As long as it's not a viable entry to the obfuscated-C-contest,that is.
As you can see, I've used both lower case and upper case in the
different examples. Aside from the #define I'm not sure what's
considered to be more normal.

Sorry that's a lot of questions!

Not to worry. That's why this group exists.
 
D

David Brown

I'm a bit confused over how 'best' to define constants - especially small
integer constants - in C. There seem to be some options so I wondred if you
guys would recommend one over the others.

I'll use a 16-bit port number in each example. The ui16 in the last example
is the typedef of a 16-bit unsigned int.

First option, with #define.
/* Define address port */
#define PORT_A 0x70

Second option, using enum
enum {
port_a = 0x70 /* Address port */
};

Third option, using const
static const ui16 port_a = 0x0070; /* Address port */

Are they all valid and are there any other ways to define integer constants?

I think I know the basics (#define is preprocessor, textual, works for more
than just numbers, widely used, needs parens if an expression etc; enum is
good for assigning consecutive integers, includes limited type info,
possibly modifiable through a pointer(?); const not guaranteed to be safe as
can be modified through a pointer but includes good type info).

Assuming they are all valid, under what circumstances would you choose one
over the others? If you had to use #define for some constants such as string
literals would you use #define for the integer constants too for
consistency?

Would you ever define an enum tag and/or define a variable using the enum?

I know the static keyword would keep the id private to the source file but
would the const be better with or without static? Would that depend on
whether the definition was in the .c source file or was in a header file
that might be included in multiple object files?

Finally, what would you recommend wrt capitalisation of the identifier name?
As you can see, I've used both lower case and upper case in the different
examples. Aside from the #define I'm not sure what's considered to be more
normal.

Sorry that's a lot of questions!

James

All three methods will work.

**GIVEN INFORMATION**
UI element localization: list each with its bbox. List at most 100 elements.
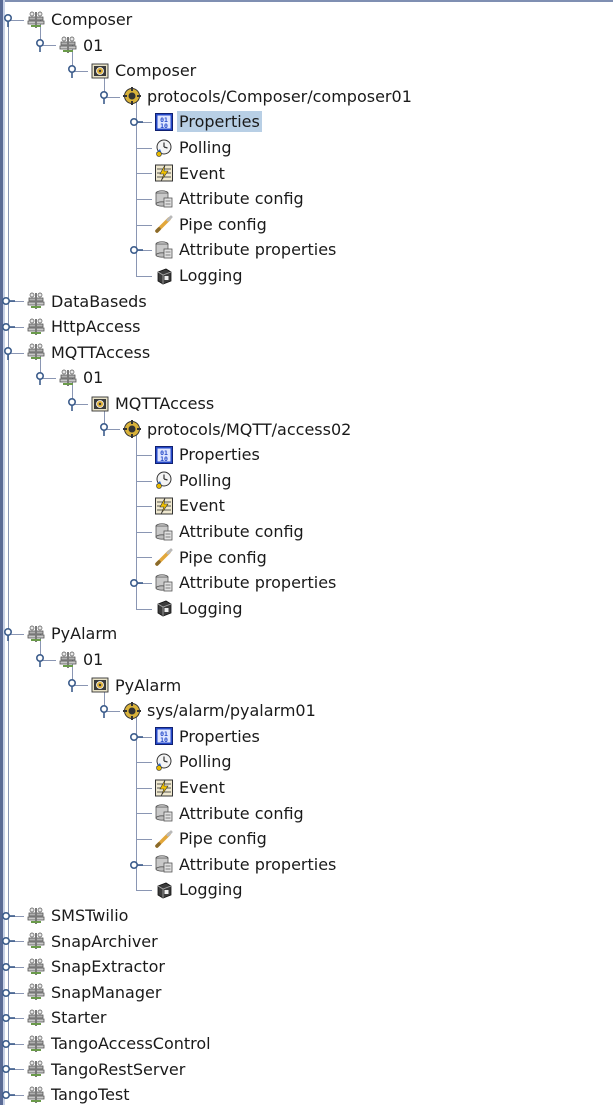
tree-node[interactable]: SMSTwilio: [26, 903, 130, 928]
tree-node[interactable]: protocols/MQTT/access02: [122, 417, 353, 442]
collapse-handle-icon[interactable]: [97, 422, 111, 437]
tree-node-label: Pipe config: [179, 547, 267, 567]
tree-node[interactable]: PyAlarm: [26, 621, 119, 646]
collapse-handle-icon[interactable]: [33, 653, 47, 667]
tree-node-label: Attribute properties: [179, 240, 337, 260]
tree-node[interactable]: Attribute config: [154, 186, 306, 211]
tree-node[interactable]: Logging: [154, 596, 244, 621]
tree-node-label: 01: [83, 35, 104, 55]
collapse-handle-icon[interactable]: [97, 704, 111, 718]
collapse-handle-icon[interactable]: [33, 371, 47, 386]
collapse-handle-icon[interactable]: [33, 38, 47, 53]
event-icon: [154, 163, 174, 183]
tree-node-label: Polling: [179, 752, 232, 772]
tree-node-label: Event: [179, 496, 225, 516]
expand-handle-icon[interactable]: [1, 934, 15, 948]
tree-node[interactable]: Attribute config: [154, 801, 306, 826]
expand-handle-icon[interactable]: [1, 1088, 15, 1102]
expand-handle-icon[interactable]: [1, 960, 15, 974]
attribute-config-icon: [154, 240, 174, 260]
tree-node[interactable]: Composer: [90, 58, 198, 83]
tree-connector-line: [136, 531, 152, 533]
tree-node[interactable]: Polling: [154, 135, 234, 160]
tree-node[interactable]: Properties: [154, 109, 262, 134]
expand-handle-icon[interactable]: [129, 730, 143, 744]
tree-node[interactable]: TangoAccessControl: [26, 1031, 213, 1056]
tree-node[interactable]: 01: [58, 647, 105, 672]
tree-node[interactable]: 01: [58, 33, 105, 58]
tree-node-label: DataBaseds: [51, 291, 147, 311]
event-icon: [154, 496, 174, 516]
attribute-config-icon: [154, 522, 174, 542]
tree-view[interactable]: Composer 01 Composer protocols/Composer/com…: [0, 0, 613, 1105]
server-class-icon: [26, 982, 46, 1002]
tree-node[interactable]: Properties: [154, 724, 262, 749]
expand-handle-icon[interactable]: [129, 858, 143, 872]
collapse-handle-icon[interactable]: [97, 90, 111, 104]
tree-node[interactable]: Attribute config: [154, 519, 306, 544]
collapse-handle-icon[interactable]: [1, 346, 15, 360]
tree-node[interactable]: Logging: [154, 263, 244, 288]
tree-node-label: SnapExtractor: [51, 957, 165, 977]
tree-node[interactable]: Event: [154, 775, 227, 800]
tree-node[interactable]: HttpAccess: [26, 314, 143, 339]
tree-node-label: Polling: [179, 470, 232, 490]
tree-node[interactable]: Polling: [154, 749, 234, 774]
tree-node[interactable]: Attribute properties: [154, 570, 338, 595]
tree-node-label: 01: [83, 650, 104, 669]
tree-node[interactable]: Starter: [26, 1005, 109, 1030]
expand-handle-icon[interactable]: [129, 576, 143, 590]
expand-handle-icon[interactable]: [129, 243, 143, 257]
collapse-handle-icon[interactable]: [65, 678, 79, 693]
tree-node[interactable]: MQTTAccess: [90, 391, 216, 416]
expand-handle-icon[interactable]: [1, 320, 15, 334]
tree-node[interactable]: SnapArchiver: [26, 929, 160, 954]
tree-node[interactable]: SnapExtractor: [26, 954, 167, 979]
event-icon: [154, 778, 174, 798]
tree-connector-line: [136, 275, 152, 277]
tree-node-label: Pipe config: [179, 214, 267, 234]
tree-node[interactable]: PyAlarm: [90, 673, 183, 698]
expand-handle-icon[interactable]: [1, 1062, 15, 1076]
tree-node[interactable]: Attribute properties: [154, 237, 338, 262]
collapse-handle-icon[interactable]: [1, 627, 15, 642]
tree-node[interactable]: Polling: [154, 468, 234, 493]
tree-connector-line: [136, 890, 152, 892]
server-class-icon: [26, 317, 46, 337]
server-class-icon: [58, 650, 78, 670]
tree-node[interactable]: Event: [154, 161, 227, 186]
tree-node[interactable]: SnapManager: [26, 980, 163, 1005]
tree-node[interactable]: 01: [58, 365, 105, 390]
expand-handle-icon[interactable]: [1, 1011, 15, 1025]
tree-node-label: SnapManager: [51, 982, 162, 1002]
tree-node[interactable]: MQTTAccess: [26, 340, 152, 365]
collapse-handle-icon[interactable]: [65, 64, 79, 78]
device-class-icon: [90, 675, 110, 695]
expand-handle-icon[interactable]: [1, 294, 15, 308]
expand-handle-icon[interactable]: [1, 909, 15, 923]
tree-node-label: 01: [83, 368, 104, 388]
tree-node[interactable]: Properties: [154, 442, 262, 467]
server-class-icon: [26, 1008, 46, 1028]
tree-node[interactable]: Composer: [26, 7, 134, 32]
tree-node[interactable]: sys/alarm/pyalarm01: [122, 698, 318, 723]
server-class-icon: [26, 10, 46, 30]
collapse-handle-icon[interactable]: [1, 13, 15, 27]
tree-node[interactable]: Event: [154, 493, 227, 518]
tree-node[interactable]: protocols/Composer/composer01: [122, 84, 414, 109]
tree-node[interactable]: DataBaseds: [26, 289, 149, 314]
expand-handle-icon[interactable]: [1, 1037, 15, 1051]
expand-handle-icon[interactable]: [129, 115, 143, 129]
collapse-handle-icon[interactable]: [65, 397, 79, 411]
tree-node-label: Event: [179, 778, 225, 797]
tree-node-label: Attribute config: [179, 189, 304, 209]
expand-handle-icon[interactable]: [1, 986, 15, 1000]
tree-node[interactable]: Pipe config: [154, 826, 269, 851]
tree-node[interactable]: Pipe config: [154, 212, 269, 237]
tree-node-label: HttpAccess: [51, 317, 141, 337]
tree-node[interactable]: Logging: [154, 877, 244, 902]
tree-node[interactable]: TangoRestServer: [26, 1057, 187, 1082]
tree-node[interactable]: Pipe config: [154, 545, 269, 570]
tree-node[interactable]: TangoTest: [26, 1082, 132, 1105]
tree-node[interactable]: Attribute properties: [154, 852, 338, 877]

**TASKS TO COMPLETE**
A - Name each option that the C constants discussion offers for defining an integer constant, along with the line of code it uses.
B - Carry on the C constants discussion past its last line.

**RESPONSES FOR EACH TASK**
A -
- #define: `#define PORT_A 0x70`
- enum: `enum { port_a = 0x70 /* Address port */ };`
- const: `static const ui16 port_a = 0x0070; /* Address port */`

B -
It is best to use "static const" rather than plain "const" in a case
like this. In general, use "static" for file-level objects whenever it
is possible. For a "static const int" definition like this, you can put
it in a header or a C file - as long as your compiler has optimisation
enabled, and you don't do anything odd like take its address, the
compiler will generate as optimal code as if you had used the #define
method, and you have the advantage of the type information.

You cannot /legally/ modify a const "variable" through a pointer - it
would be undefined behaviour. So the compiler can optimise with the
assumption that the value never changes - and no one knows what will
happen if you /do/ try to change it.

Regarding capitalisation, it is a common but not universal custom to
capitalise #define'd macros. (Personally, I rarely capitalise them -
but I believe I am in the minority there.) Opinions are much more
divided about enum constants and static const's. I don't capitalise
them - but some people do. /You/ have to decide if the capitalisation
improves the legibility of /your/ code.


Don't use made-up types such as "ui16" - prefer to use the standard C99
types from <stdint.h>, such as uint16_t. They are standardised and
commonly used, and let you write more portable code.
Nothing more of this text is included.